→ **Given exercise**
Print every entry, word for word, and skip the images.

****

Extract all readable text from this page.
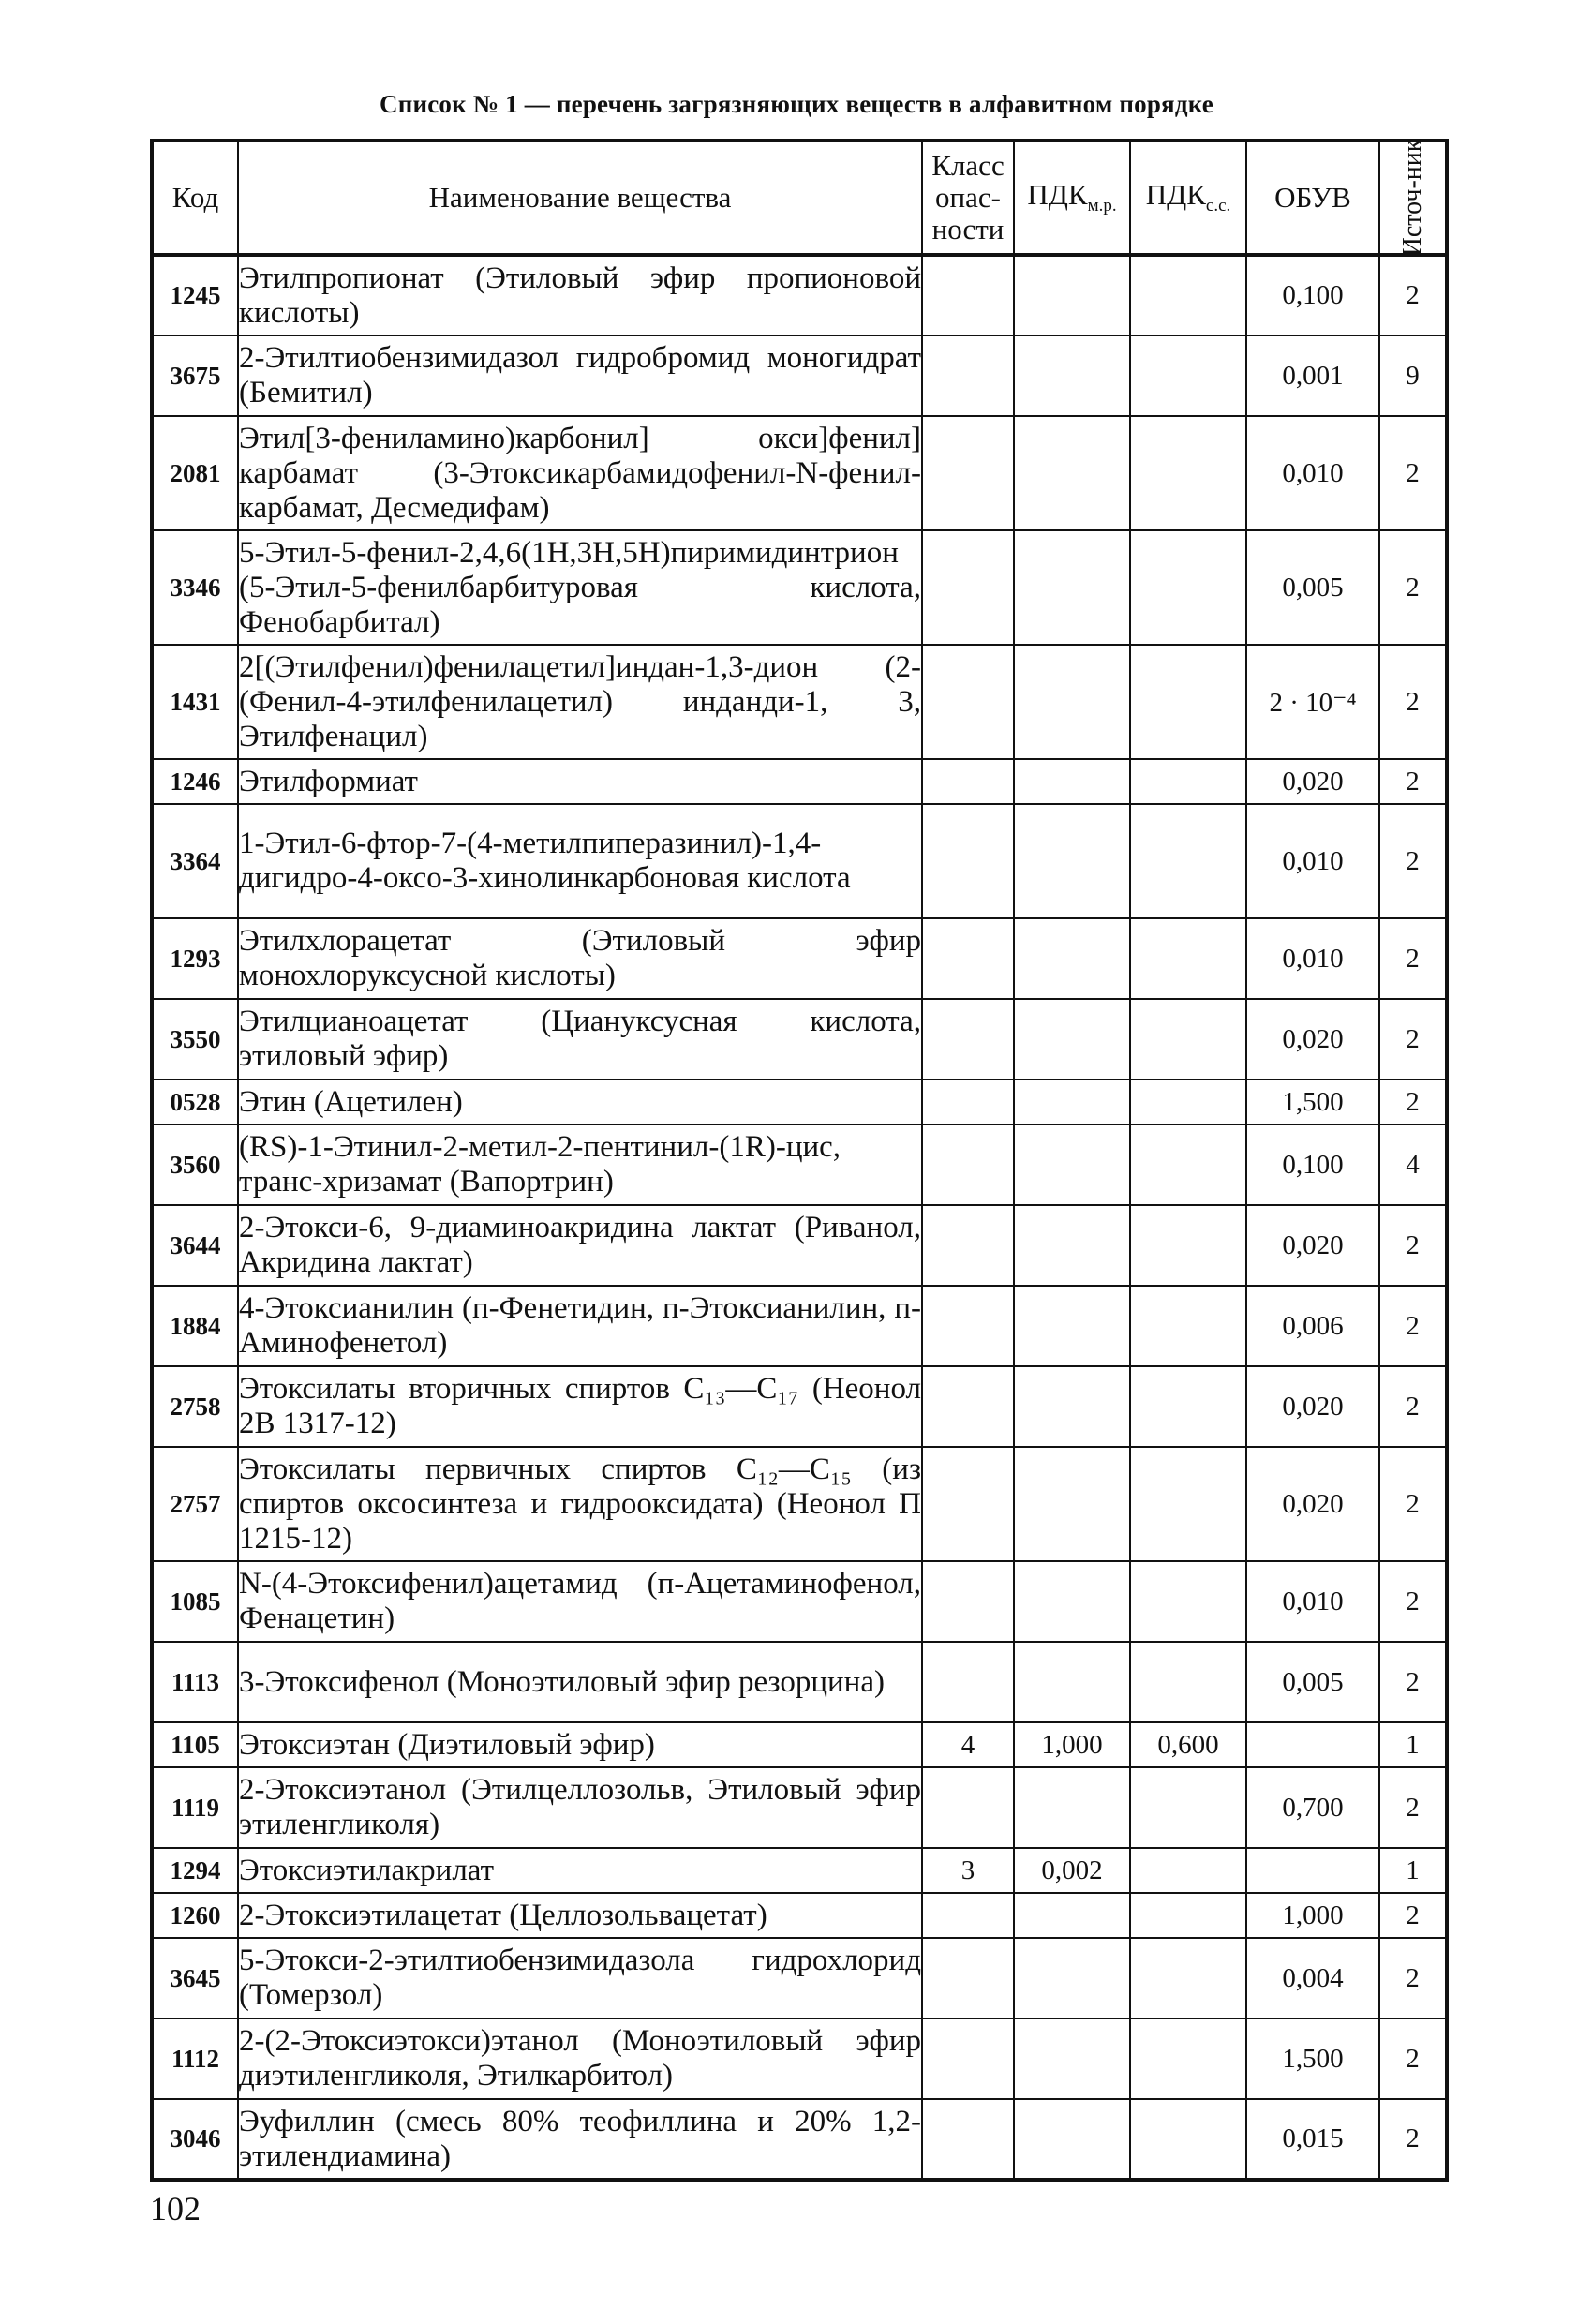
Список № 1 — перечень загрязняющих веществ в алфавитном порядке
Код	Наименование вещества	Класс опас-ности	$ПДК_{м.р.}$	$ПДК_{с.с.}$	ОБУВ	Источ-ник

1245	Этилпропионат (Этиловый эфир пропионовой кислоты)				0,100	2
3675	2-Этилтиобензимидазол гидробромид моногидрат (Бемитил)				0,001	9
2081	Этил[3-фениламино)карбонил] окси]фенил] карбамат (3-Этоксикарбамидофенил-N-фенил-карбамат, Десмедифам)				0,010	2
3346	5-Этил-5-фенил-2,4,6(1H,3H,5H)пиримидинтрион (5-Этил-5-фенилбарбитуровая кислота, Фенобарбитал)				0,005	2
1431	2[(Этилфенил)фенилацетил]индан-1,3-дион (2-(Фенил-4-этилфенилацетил) инданди-1, 3, Этилфенацил)				2 · 10⁻⁴	2
1246	Этилформиат				0,020	2
3364	1-Этил-6-фтор-7-(4-метилпиперазинил)-1,4-дигидро-4-оксо-3-хинолинкарбоновая кислота				0,010	2
1293	Этилхлорацетат (Этиловый эфир монохлоруксусной кислоты)				0,010	2
3550	Этилцианоацетат (Циануксусная кислота, этиловый эфир)				0,020	2
0528	Этин (Ацетилен)				1,500	2
3560	(RS)-1-Этинил-2-метил-2-пентинил-(1R)-цис, транс-хризамат (Вапортрин)				0,100	4
3644	2-Этокси-6, 9-диаминоакридина лактат (Риванол, Акридина лактат)				0,020	2
1884	4-Этоксианилин (п-Фенетидин, п-Этоксианилин, п-Аминофенетол)				0,006	2
2758	Этоксилаты вторичных спиртов C₁₃—C₁₇ (Неонол 2В 1317-12)				0,020	2
2757	Этоксилаты первичных спиртов C₁₂—C₁₅ (из спиртов оксосинтеза и гидрооксидата) (Неонол П 1215-12)				0,020	2
1085	N-(4-Этоксифенил)ацетамид (п-Ацетаминофенол, Фенацетин)				0,010	2
1113	3-Этоксифенол (Моноэтиловый эфир резорцина)				0,005	2
1105	Этоксиэтан (Диэтиловый эфир)	4	1,000	0,600		1
1119	2-Этоксиэтанол (Этилцеллозольв, Этиловый эфир этиленгликоля)				0,700	2
1294	Этоксиэтилакрилат	3	0,002			1
1260	2-Этоксиэтилацетат (Целлозольвацетат)				1,000	2
3645	5-Этокси-2-этилтиобензимидазола гидрохлорид (Томерзол)				0,004	2
1112	2-(2-Этоксиэтокси)этанол (Моноэтиловый эфир диэтиленгликоля, Этилкарбитол)				1,500	2
3046	Эуфиллин (смесь 80% теофиллина и 20% 1,2-этилендиамина)				0,015	2
102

****

→ **Solution to this exercise**
Extract all readable text from this page.
Список № 1 — перечень загрязняющих веществ в алфавитном порядке
Код	Наименование вещества	Класс опас-ности	$ПДК_{м.р.}$	$ПДК_{с.с.}$	ОБУВ	Источ-ник

1245	Этилпропионат (Этиловый эфир пропионовой кислоты)				0,100	2
3675	2-Этилтиобензимидазол гидробромид моногидрат (Бемитил)				0,001	9
2081	Этил[3-фениламино)карбонил] окси]фенил] карбамат (3-Этоксикарбамидофенил-N-фенил-карбамат, Десмедифам)				0,010	2
3346	5-Этил-5-фенил-2,4,6(1H,3H,5H)пиримидинтрион (5-Этил-5-фенилбарбитуровая кислота, Фенобарбитал)				0,005	2
1431	2[(Этилфенил)фенилацетил]индан-1,3-дион (2-(Фенил-4-этилфенилацетил) инданди-1, 3, Этилфенацил)				2 · 10⁻⁴	2
1246	Этилформиат				0,020	2
3364	1-Этил-6-фтор-7-(4-метилпиперазинил)-1,4-дигидро-4-оксо-3-хинолинкарбоновая кислота				0,010	2
1293	Этилхлорацетат (Этиловый эфир монохлоруксусной кислоты)				0,010	2
3550	Этилцианоацетат (Циануксусная кислота, этиловый эфир)				0,020	2
0528	Этин (Ацетилен)				1,500	2
3560	(RS)-1-Этинил-2-метил-2-пентинил-(1R)-цис, транс-хризамат (Вапортрин)				0,100	4
3644	2-Этокси-6, 9-диаминоакридина лактат (Риванол, Акридина лактат)				0,020	2
1884	4-Этоксианилин (п-Фенетидин, п-Этоксианилин, п-Аминофенетол)				0,006	2
2758	Этоксилаты вторичных спиртов C₁₃—C₁₇ (Неонол 2В 1317-12)				0,020	2
2757	Этоксилаты первичных спиртов C₁₂—C₁₅ (из спиртов оксосинтеза и гидрооксидата) (Неонол П 1215-12)				0,020	2
1085	N-(4-Этоксифенил)ацетамид (п-Ацетаминофенол, Фенацетин)				0,010	2
1113	3-Этоксифенол (Моноэтиловый эфир резорцина)				0,005	2
1105	Этоксиэтан (Диэтиловый эфир)	4	1,000	0,600		1
1119	2-Этоксиэтанол (Этилцеллозольв, Этиловый эфир этиленгликоля)				0,700	2
1294	Этоксиэтилакрилат	3	0,002			1
1260	2-Этоксиэтилацетат (Целлозольвацетат)				1,000	2
3645	5-Этокси-2-этилтиобензимидазола гидрохлорид (Томерзол)				0,004	2
1112	2-(2-Этоксиэтокси)этанол (Моноэтиловый эфир диэтиленгликоля, Этилкарбитол)				1,500	2
3046	Эуфиллин (смесь 80% теофиллина и 20% 1,2-этилендиамина)				0,015	2
102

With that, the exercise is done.